---------- Text section
[ofa-general] [RFC] XRC -- make receiving XRC QP independent of any one user process

Tang, Changqing changquing.tang at hp.com
Wed Jan 2 07:26:55 PST 2008


This interface is OK for me.

Now, every rank on a node who wants to receive message from the same remote rank must
know the same receiving QP number, and register for receiving using this QP number.

If rank B does not register (receiving QP has been created by another rank A on the node),
and sender know B's SRQ number, if sender sends a message to B, can B still receive this
message ?   (I hope, no register, no receive)

I hope to know the opinion from other MPI team, or other XRC user.
--------------------
---------- Dataset extract
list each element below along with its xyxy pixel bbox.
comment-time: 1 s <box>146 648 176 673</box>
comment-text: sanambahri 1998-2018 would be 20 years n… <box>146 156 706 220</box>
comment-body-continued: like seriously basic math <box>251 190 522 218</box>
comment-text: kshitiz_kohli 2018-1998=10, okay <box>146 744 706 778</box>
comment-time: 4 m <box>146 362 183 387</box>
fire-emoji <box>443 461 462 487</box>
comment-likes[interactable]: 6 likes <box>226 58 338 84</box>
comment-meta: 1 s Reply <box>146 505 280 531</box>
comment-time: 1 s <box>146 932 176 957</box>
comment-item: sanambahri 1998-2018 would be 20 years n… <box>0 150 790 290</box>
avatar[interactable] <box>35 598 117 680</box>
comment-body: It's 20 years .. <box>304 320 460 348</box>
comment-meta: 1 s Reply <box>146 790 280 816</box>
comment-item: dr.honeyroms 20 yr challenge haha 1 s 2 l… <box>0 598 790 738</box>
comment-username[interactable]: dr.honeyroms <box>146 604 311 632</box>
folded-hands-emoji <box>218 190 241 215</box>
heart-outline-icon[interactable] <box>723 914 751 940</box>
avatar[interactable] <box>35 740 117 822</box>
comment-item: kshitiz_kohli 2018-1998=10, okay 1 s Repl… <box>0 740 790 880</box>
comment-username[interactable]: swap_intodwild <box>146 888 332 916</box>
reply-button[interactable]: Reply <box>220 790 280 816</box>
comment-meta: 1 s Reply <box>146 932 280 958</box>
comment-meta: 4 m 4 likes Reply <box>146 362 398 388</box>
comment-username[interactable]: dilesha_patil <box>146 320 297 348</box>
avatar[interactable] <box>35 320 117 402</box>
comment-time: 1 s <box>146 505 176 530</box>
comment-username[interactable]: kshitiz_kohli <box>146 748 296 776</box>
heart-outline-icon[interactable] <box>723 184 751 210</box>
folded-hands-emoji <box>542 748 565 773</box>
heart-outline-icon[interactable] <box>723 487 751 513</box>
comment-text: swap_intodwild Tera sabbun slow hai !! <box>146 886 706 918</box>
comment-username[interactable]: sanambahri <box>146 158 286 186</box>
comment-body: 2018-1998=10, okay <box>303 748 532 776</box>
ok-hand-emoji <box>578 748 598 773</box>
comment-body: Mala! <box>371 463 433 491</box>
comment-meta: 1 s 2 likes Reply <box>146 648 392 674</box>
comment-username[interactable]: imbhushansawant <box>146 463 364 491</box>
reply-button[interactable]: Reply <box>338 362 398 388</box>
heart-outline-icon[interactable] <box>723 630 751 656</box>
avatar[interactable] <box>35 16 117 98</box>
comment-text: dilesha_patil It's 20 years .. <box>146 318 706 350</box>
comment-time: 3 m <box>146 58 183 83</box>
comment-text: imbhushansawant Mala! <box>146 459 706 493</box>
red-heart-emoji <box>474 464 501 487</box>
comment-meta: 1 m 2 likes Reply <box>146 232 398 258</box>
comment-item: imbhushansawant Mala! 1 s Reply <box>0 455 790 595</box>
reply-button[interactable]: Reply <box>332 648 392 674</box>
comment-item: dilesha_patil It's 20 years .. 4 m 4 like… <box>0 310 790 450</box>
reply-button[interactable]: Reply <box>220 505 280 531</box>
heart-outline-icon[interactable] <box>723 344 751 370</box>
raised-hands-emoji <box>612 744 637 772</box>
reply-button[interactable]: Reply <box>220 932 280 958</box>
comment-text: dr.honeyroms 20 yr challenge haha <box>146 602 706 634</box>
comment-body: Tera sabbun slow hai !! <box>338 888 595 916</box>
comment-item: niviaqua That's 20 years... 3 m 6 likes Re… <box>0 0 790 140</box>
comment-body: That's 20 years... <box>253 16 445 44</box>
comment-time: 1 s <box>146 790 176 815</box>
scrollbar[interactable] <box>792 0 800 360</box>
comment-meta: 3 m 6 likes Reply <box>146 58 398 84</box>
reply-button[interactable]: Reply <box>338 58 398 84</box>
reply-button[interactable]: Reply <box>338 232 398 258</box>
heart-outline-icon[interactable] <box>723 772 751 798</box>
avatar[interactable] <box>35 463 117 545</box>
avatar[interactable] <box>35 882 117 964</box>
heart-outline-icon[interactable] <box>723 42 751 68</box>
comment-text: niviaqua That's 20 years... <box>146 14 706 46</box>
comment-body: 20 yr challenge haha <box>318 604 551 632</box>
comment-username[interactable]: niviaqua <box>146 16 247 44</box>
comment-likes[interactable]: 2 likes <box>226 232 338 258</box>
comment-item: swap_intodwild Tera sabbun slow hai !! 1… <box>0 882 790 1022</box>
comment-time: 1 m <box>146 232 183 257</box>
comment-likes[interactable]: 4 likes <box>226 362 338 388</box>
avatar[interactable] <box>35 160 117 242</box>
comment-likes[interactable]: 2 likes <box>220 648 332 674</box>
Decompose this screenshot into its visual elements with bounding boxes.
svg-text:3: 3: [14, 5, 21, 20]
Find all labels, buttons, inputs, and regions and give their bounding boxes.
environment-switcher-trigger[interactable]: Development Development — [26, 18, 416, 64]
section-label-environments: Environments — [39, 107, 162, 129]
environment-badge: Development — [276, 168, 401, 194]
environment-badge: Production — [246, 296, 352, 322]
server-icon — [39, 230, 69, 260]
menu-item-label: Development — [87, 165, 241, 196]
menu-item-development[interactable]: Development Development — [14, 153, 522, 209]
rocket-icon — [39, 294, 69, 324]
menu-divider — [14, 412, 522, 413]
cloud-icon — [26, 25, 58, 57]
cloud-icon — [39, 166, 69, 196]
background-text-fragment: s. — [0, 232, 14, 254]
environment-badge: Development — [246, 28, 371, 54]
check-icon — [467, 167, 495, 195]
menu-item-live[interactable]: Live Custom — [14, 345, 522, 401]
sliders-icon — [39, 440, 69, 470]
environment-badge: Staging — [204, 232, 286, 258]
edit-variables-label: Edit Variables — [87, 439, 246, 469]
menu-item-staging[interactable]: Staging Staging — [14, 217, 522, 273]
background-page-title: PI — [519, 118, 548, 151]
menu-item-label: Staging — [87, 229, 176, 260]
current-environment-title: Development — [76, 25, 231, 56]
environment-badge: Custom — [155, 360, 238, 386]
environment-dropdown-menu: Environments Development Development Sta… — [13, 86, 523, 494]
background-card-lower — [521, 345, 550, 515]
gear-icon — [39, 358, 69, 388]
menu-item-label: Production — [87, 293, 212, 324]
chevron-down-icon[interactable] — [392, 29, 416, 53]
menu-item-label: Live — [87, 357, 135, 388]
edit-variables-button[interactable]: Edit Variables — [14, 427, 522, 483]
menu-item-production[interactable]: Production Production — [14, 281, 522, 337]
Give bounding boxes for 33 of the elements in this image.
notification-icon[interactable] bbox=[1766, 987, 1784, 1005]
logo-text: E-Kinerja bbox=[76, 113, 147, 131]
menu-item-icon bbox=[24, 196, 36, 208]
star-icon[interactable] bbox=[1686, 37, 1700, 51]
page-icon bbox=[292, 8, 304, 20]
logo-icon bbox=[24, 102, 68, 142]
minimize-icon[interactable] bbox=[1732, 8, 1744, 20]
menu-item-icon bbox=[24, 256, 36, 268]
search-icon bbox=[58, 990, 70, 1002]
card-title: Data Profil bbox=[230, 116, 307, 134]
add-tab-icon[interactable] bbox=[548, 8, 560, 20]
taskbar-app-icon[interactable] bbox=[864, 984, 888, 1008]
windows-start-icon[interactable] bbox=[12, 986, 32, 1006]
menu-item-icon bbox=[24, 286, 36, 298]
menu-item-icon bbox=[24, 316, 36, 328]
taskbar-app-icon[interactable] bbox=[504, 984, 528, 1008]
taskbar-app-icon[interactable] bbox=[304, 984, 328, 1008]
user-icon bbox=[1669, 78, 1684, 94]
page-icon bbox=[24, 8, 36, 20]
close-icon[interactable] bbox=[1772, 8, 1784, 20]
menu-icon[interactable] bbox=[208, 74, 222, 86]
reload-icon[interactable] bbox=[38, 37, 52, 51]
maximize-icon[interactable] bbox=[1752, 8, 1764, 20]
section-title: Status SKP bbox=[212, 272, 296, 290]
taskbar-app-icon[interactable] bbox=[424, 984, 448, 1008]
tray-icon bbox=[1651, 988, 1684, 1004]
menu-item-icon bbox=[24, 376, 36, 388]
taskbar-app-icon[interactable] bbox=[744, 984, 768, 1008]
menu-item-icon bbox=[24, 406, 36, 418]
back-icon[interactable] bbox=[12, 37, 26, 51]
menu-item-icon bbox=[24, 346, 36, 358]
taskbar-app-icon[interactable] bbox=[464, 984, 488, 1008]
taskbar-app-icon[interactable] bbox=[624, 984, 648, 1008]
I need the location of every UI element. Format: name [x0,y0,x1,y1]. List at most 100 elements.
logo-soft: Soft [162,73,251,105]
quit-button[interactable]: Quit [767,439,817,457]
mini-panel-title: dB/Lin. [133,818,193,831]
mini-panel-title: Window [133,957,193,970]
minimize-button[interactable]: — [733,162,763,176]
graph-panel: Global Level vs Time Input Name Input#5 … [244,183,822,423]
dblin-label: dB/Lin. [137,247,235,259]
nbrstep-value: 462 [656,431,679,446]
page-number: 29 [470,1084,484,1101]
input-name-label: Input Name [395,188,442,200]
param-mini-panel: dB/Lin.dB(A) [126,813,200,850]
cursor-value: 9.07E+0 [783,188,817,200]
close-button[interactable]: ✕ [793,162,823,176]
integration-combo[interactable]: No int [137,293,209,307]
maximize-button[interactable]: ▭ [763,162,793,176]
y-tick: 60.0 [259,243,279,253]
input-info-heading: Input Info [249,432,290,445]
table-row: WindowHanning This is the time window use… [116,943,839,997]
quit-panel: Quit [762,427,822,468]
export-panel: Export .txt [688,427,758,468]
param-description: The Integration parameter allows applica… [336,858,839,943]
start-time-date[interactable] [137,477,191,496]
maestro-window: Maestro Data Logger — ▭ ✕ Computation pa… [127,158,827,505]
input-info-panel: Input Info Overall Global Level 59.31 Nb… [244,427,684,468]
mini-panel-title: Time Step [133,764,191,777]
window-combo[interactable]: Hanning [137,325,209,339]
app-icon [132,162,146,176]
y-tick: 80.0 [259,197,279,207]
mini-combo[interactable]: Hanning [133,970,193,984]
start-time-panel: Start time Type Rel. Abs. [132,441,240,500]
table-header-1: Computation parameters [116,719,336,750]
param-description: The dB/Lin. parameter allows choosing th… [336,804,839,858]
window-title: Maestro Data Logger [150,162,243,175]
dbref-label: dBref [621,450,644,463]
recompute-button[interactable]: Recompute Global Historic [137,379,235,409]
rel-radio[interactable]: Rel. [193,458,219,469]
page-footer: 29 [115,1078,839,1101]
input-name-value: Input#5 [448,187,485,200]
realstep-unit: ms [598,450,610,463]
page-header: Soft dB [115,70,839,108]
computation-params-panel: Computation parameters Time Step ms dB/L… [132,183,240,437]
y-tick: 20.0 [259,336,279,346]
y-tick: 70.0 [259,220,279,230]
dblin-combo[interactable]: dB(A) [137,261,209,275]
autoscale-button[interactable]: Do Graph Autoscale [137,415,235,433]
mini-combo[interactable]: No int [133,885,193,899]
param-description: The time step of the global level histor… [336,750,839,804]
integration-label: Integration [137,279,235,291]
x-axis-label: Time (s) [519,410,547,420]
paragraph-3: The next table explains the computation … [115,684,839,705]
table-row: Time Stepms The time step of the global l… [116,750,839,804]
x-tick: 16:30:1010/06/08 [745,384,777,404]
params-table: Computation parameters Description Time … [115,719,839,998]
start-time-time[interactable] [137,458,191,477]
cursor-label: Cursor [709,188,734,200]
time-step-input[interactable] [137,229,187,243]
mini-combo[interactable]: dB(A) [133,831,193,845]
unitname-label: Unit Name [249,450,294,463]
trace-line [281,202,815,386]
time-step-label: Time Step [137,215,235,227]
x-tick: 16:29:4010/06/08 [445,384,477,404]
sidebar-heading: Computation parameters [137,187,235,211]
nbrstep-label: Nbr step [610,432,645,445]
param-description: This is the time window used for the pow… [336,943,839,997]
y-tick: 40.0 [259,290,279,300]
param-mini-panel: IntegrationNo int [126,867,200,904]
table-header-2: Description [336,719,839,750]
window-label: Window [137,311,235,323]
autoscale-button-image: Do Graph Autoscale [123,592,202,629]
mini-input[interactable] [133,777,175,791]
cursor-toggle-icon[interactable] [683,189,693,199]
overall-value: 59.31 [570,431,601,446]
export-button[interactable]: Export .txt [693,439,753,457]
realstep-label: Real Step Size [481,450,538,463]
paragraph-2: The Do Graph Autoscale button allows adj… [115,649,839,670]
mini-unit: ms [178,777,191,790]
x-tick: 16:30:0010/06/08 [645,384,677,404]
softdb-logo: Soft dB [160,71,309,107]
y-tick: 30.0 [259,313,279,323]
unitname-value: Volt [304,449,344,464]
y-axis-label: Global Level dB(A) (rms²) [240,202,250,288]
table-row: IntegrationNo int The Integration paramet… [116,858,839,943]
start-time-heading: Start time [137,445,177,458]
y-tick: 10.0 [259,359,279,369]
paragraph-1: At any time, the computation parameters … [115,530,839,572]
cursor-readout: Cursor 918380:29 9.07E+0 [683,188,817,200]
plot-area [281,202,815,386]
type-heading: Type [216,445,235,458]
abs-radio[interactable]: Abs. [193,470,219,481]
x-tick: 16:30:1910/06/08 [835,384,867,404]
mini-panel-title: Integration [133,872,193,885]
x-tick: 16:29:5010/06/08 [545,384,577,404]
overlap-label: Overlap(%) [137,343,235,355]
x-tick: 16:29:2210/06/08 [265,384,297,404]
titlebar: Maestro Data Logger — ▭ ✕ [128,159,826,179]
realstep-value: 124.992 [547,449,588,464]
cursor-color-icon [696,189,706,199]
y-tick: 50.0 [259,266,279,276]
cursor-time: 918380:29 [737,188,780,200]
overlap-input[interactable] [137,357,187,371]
--------------------
→ **Stated exercise A**
Write out the records word for word, from their first line through the line containing "heart-outline-icon[interactable] <box>723 487".
→ **Stated exercise B**
Take the post on making the receiving XRC QP independent of any one user process further from its last line.

→ **Written reply A**
list each element below along with its xyxy pixel bbox.
comment-time: 1 s <box>146 648 176 673</box>
comment-text: sanambahri 1998-2018 would be 20 years n… <box>146 156 706 220</box>
comment-body-continued: like seriously basic math <box>251 190 522 218</box>
comment-text: kshitiz_kohli 2018-1998=10, okay <box>146 744 706 778</box>
comment-time: 4 m <box>146 362 183 387</box>
fire-emoji <box>443 461 462 487</box>
comment-likes[interactable]: 6 likes <box>226 58 338 84</box>
comment-meta: 1 s Reply <box>146 505 280 531</box>
comment-time: 1 s <box>146 932 176 957</box>
comment-item: sanambahri 1998-2018 would be 20 years n… <box>0 150 790 290</box>
avatar[interactable] <box>35 598 117 680</box>
comment-body: It's 20 years .. <box>304 320 460 348</box>
comment-meta: 1 s Reply <box>146 790 280 816</box>
comment-item: dr.honeyroms 20 yr challenge haha 1 s 2 l… <box>0 598 790 738</box>
comment-username[interactable]: dr.honeyroms <box>146 604 311 632</box>
folded-hands-emoji <box>218 190 241 215</box>
heart-outline-icon[interactable] <box>723 914 751 940</box>
avatar[interactable] <box>35 740 117 822</box>
comment-item: kshitiz_kohli 2018-1998=10, okay 1 s Repl… <box>0 740 790 880</box>
comment-username[interactable]: swap_intodwild <box>146 888 332 916</box>
reply-button[interactable]: Reply <box>220 790 280 816</box>
comment-meta: 1 s Reply <box>146 932 280 958</box>
comment-meta: 4 m 4 likes Reply <box>146 362 398 388</box>
comment-username[interactable]: dilesha_patil <box>146 320 297 348</box>
avatar[interactable] <box>35 320 117 402</box>
comment-time: 1 s <box>146 505 176 530</box>
comment-username[interactable]: kshitiz_kohli <box>146 748 296 776</box>
heart-outline-icon[interactable] <box>723 184 751 210</box>
folded-hands-emoji <box>542 748 565 773</box>
heart-outline-icon[interactable] <box>723 487 751 513</box>

→ **Written reply B**
--CQ



> -----Original Message-----
> From: Jack Morgenstein [mailto:jackm at dev.mellanox.co.il]
> Sent: Monday, December 31, 2007 5:40 AM
> To: pasha at mellanox.co.il
> Cc: ishai at mellanox.co.il; Gleb Natapov; Roland Dreier; Tang,
> Changqing; general at lists.openfabrics.org
> Subject: Re: [ofa-general] [RFC] XRC -- make receiving XRC QP
> independent of any one user process
>
> > Tang, Changqing wrote:
> > >         If I have a MPI server processes on a node, many
> other MPI
> > > client processes will dynamically connect/disconnect with the
> > > server. The server use same XRC domain.
> > >
> > >         Will this cause accumulating the "kernel" QP for such
> > > application ? we want the server to run 365 days a year.
> > >
> > > I have some question about the scenario above. Did you
> call for the
> > > mpi disconnect on the both ends (server/client) before the client
> > > exit (did we must to do it?)
> >
> > Yes, both ends will call disconnect. But for us,
> MPI_Comm_disconnect()
> > call is not a collective call, it is just a local operation.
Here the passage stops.